Work instructions
Only the number is wanted: how many lines in the data contain "United"?

** Start Provided data **

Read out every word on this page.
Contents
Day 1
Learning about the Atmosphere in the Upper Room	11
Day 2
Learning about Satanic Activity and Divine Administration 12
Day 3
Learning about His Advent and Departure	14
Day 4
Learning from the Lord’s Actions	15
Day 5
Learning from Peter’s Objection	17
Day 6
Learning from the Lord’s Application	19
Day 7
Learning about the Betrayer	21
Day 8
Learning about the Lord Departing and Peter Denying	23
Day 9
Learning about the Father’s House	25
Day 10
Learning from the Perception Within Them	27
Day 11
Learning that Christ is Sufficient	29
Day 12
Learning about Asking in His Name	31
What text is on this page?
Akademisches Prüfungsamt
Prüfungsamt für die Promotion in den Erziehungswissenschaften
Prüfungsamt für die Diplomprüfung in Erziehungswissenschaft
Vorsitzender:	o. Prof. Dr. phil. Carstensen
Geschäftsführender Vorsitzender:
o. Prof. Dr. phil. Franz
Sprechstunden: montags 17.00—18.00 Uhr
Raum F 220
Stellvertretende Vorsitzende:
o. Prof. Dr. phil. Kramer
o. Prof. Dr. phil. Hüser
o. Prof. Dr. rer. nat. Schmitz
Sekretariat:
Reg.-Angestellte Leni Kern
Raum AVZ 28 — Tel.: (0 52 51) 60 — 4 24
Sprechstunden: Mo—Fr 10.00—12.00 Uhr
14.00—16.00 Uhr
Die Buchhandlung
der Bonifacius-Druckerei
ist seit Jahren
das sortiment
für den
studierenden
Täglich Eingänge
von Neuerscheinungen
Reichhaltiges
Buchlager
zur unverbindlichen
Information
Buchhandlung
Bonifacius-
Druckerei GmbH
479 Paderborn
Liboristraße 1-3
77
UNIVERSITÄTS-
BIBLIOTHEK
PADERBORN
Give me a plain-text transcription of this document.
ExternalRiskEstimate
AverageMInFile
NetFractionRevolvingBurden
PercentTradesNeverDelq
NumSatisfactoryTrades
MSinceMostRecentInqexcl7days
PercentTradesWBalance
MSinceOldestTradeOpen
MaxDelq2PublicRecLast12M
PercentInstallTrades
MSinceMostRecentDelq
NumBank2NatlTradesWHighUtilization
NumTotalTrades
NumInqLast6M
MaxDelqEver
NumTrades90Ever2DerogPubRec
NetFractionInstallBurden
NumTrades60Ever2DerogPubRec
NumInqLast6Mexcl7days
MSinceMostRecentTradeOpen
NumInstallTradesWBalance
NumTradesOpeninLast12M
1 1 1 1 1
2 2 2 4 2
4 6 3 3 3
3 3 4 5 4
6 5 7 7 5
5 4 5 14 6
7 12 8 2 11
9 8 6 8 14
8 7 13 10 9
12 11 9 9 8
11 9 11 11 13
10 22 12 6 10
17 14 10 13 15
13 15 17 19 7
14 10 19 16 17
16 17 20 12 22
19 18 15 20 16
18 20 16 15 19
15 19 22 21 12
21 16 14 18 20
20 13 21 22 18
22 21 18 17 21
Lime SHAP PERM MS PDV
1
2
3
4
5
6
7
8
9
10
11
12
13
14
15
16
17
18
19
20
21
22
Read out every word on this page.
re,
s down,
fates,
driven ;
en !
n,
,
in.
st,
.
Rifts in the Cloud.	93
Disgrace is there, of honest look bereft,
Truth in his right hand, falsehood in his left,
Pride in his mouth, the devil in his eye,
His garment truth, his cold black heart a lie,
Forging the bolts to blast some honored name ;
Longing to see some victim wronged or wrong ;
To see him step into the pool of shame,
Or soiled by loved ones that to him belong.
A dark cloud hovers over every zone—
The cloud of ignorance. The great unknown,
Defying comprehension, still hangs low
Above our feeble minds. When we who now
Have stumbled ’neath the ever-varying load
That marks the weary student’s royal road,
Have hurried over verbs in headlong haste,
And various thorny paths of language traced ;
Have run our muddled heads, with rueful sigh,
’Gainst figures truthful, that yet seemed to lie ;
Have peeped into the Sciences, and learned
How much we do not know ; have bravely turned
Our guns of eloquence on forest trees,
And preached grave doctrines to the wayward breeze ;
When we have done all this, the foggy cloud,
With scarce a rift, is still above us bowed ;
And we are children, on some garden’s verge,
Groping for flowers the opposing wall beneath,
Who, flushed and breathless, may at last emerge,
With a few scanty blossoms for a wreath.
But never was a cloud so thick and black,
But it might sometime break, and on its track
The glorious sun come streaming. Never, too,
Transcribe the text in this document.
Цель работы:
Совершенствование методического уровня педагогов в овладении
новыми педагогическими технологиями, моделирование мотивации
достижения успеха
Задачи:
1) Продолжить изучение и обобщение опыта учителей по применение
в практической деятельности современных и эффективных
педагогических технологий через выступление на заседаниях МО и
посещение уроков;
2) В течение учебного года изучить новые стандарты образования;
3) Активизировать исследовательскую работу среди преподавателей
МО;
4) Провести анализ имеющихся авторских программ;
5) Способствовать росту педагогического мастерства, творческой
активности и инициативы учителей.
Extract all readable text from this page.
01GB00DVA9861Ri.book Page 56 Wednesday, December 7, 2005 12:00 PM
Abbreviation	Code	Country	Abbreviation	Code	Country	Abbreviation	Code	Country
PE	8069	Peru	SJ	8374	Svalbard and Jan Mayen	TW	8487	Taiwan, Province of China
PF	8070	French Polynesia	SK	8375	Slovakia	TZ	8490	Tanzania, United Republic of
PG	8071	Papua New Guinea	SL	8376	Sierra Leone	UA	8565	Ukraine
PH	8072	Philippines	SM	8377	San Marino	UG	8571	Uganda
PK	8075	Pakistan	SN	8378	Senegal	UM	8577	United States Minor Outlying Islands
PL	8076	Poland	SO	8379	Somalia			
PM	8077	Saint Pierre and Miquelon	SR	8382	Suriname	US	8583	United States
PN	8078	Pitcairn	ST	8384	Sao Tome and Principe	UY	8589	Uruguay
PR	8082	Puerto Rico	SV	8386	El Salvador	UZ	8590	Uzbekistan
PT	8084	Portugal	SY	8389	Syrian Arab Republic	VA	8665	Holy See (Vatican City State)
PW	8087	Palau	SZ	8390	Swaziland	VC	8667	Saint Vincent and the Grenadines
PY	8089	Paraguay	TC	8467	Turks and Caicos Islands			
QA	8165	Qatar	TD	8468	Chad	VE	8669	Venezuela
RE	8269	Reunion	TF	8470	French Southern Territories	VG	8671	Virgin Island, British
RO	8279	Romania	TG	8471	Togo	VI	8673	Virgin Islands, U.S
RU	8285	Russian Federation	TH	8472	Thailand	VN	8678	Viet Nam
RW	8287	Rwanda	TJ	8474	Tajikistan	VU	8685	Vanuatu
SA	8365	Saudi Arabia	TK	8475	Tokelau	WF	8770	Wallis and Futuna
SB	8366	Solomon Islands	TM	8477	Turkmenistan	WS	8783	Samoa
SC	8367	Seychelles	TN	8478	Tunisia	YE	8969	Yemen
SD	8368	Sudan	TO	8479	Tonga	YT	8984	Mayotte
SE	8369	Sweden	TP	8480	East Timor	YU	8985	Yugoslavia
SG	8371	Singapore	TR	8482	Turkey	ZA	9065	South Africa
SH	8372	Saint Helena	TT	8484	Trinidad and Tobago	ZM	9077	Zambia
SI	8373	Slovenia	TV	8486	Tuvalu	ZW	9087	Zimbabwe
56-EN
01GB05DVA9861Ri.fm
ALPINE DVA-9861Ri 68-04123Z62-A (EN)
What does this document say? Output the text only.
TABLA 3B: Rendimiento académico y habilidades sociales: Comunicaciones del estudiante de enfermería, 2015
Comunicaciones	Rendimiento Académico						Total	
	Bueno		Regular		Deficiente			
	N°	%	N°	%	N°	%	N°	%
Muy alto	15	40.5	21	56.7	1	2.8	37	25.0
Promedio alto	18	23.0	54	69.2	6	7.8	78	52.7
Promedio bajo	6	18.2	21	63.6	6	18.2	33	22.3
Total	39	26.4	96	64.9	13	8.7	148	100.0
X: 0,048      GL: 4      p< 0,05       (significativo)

** End Provided data **

Solution for this exercise
3